▸ EXERCISE GOAL:
Of the lines below, how many hold the string "size"? Give only the number.

------ RECORDS SUPPLIED

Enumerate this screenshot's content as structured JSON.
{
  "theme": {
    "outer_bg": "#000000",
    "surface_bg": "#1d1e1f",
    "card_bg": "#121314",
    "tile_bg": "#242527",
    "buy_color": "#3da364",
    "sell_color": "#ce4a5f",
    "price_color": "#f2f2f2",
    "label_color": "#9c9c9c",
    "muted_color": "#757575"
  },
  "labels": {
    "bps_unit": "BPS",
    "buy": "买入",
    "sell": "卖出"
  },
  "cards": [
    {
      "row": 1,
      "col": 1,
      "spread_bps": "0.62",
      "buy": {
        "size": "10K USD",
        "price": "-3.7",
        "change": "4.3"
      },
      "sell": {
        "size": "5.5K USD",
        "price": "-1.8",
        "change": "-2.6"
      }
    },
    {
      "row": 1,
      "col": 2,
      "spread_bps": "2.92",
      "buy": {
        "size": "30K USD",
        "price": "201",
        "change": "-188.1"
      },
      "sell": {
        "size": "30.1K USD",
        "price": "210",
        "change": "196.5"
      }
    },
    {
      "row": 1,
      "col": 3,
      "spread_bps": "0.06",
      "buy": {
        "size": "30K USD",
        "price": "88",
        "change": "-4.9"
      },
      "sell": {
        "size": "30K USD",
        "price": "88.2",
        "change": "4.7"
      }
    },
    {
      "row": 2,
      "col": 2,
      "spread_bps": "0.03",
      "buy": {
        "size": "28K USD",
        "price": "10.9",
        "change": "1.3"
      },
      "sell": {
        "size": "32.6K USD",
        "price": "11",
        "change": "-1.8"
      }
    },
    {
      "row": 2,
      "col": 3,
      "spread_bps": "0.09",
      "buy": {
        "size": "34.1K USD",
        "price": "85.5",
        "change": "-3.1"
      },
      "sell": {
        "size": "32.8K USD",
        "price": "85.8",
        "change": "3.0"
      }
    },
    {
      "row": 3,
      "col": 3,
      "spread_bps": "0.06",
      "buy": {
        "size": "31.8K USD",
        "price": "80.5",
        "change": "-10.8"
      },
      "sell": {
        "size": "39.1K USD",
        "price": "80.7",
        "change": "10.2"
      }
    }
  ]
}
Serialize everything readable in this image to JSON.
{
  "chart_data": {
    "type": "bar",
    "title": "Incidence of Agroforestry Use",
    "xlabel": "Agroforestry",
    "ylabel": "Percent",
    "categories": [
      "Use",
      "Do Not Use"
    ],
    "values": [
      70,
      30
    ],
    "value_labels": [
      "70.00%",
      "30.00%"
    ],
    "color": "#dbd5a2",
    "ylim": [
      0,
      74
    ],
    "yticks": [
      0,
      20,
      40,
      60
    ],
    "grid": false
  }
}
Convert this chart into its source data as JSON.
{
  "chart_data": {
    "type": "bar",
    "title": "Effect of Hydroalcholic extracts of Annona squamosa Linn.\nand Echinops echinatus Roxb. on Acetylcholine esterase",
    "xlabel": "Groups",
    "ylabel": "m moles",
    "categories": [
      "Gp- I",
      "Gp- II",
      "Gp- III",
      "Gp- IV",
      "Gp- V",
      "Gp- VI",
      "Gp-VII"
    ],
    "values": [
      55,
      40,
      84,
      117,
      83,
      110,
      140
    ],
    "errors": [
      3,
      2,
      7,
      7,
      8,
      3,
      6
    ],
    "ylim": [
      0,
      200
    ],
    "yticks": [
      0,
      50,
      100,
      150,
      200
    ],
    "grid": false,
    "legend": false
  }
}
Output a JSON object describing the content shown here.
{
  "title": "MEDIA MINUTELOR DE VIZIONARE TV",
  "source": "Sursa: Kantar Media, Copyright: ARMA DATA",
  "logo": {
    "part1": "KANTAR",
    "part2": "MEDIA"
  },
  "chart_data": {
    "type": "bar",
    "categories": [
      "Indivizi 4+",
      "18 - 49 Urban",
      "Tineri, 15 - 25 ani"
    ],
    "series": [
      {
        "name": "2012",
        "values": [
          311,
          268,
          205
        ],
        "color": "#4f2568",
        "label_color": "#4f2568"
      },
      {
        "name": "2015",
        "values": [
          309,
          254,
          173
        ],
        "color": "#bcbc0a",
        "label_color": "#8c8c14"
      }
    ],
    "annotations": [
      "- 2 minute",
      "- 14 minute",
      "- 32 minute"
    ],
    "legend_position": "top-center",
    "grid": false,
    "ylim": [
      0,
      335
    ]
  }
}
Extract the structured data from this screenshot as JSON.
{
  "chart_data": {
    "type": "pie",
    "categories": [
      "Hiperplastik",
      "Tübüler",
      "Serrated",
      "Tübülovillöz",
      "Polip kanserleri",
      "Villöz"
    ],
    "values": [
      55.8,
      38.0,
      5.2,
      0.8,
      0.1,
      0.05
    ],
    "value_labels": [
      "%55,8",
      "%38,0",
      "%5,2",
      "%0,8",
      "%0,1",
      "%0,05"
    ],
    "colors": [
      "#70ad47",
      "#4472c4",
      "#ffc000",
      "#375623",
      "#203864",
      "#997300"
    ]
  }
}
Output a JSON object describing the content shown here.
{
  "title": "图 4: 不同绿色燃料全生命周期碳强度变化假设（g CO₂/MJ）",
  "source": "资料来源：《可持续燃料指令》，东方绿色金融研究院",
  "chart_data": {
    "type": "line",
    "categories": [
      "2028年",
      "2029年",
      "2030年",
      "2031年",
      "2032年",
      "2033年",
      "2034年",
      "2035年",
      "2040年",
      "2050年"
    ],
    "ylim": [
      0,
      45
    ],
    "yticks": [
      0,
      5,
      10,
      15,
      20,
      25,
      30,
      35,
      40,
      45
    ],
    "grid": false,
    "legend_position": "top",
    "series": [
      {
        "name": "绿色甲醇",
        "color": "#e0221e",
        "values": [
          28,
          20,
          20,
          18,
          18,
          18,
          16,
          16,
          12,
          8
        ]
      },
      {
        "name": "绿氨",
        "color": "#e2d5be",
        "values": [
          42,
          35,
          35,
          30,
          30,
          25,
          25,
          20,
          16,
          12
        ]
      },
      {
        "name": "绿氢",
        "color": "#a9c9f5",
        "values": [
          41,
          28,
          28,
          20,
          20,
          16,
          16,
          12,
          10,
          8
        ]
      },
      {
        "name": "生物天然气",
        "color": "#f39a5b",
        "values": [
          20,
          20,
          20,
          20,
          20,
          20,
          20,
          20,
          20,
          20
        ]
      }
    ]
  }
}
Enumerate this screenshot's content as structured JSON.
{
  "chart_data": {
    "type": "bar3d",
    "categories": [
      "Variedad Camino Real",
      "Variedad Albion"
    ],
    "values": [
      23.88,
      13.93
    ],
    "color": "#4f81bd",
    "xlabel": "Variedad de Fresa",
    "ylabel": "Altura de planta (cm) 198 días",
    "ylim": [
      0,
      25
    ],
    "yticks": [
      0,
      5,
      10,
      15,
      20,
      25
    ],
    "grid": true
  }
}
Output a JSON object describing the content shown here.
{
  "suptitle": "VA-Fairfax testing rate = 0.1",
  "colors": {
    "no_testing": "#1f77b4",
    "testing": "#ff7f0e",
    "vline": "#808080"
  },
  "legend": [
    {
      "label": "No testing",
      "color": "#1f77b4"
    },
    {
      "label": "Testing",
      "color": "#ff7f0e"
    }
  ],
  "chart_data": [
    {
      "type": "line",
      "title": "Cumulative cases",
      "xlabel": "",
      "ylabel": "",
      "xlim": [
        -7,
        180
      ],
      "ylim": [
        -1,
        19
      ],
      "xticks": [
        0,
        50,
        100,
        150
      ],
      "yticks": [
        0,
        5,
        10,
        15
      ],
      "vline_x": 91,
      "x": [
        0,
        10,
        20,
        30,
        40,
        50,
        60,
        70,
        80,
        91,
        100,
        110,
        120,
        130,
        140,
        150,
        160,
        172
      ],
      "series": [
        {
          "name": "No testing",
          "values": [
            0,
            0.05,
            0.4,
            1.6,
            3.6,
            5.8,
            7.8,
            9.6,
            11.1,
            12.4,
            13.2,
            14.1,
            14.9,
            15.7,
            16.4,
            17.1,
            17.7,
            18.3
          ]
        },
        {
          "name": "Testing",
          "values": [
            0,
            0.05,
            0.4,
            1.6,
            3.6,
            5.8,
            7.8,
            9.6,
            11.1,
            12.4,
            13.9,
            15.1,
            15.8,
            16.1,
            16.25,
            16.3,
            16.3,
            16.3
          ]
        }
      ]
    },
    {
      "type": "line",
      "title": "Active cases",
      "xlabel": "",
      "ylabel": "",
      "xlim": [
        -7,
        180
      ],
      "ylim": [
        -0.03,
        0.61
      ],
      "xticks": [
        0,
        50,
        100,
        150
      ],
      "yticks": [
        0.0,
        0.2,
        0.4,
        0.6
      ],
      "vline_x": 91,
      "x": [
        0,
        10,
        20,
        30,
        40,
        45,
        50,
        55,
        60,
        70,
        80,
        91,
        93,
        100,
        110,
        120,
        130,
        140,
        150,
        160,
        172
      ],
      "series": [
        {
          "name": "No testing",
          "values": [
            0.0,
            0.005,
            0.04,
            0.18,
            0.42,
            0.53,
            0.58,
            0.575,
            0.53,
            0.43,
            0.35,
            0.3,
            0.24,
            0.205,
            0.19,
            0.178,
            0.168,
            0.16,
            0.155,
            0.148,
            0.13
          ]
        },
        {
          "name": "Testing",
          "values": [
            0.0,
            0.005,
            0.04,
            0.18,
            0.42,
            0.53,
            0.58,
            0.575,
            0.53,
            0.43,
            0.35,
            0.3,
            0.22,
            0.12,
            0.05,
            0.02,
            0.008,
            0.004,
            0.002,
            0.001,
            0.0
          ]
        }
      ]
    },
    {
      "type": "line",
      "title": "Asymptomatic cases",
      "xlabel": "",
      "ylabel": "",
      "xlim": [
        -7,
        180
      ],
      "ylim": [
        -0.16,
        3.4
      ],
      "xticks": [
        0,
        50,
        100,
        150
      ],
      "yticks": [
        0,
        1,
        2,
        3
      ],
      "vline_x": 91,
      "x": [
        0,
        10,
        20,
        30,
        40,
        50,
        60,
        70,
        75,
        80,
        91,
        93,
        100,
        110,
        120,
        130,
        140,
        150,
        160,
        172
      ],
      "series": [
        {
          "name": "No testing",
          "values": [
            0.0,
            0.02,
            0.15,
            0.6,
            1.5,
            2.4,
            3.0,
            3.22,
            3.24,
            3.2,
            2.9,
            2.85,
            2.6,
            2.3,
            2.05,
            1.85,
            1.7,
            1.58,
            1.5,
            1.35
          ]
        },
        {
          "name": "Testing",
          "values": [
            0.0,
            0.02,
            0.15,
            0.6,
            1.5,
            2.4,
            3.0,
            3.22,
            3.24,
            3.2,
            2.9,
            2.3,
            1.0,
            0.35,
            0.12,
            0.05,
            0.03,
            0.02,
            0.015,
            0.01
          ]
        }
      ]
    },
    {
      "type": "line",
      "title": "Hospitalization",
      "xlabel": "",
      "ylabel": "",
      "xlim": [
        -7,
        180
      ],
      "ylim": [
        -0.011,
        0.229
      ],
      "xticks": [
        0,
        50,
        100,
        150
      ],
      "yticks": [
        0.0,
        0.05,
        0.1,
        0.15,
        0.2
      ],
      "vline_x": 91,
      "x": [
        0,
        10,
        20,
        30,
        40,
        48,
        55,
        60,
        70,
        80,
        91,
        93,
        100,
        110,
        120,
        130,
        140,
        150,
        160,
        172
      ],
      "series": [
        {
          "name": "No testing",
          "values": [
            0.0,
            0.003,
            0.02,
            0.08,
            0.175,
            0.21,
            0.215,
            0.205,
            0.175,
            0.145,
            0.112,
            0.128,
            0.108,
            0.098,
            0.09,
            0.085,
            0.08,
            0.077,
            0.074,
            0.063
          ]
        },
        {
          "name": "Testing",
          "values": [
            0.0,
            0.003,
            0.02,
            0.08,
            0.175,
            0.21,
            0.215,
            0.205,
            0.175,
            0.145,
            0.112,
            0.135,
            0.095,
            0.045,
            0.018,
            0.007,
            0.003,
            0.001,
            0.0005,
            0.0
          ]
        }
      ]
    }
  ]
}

------------

▸ FULL ANSWER:
12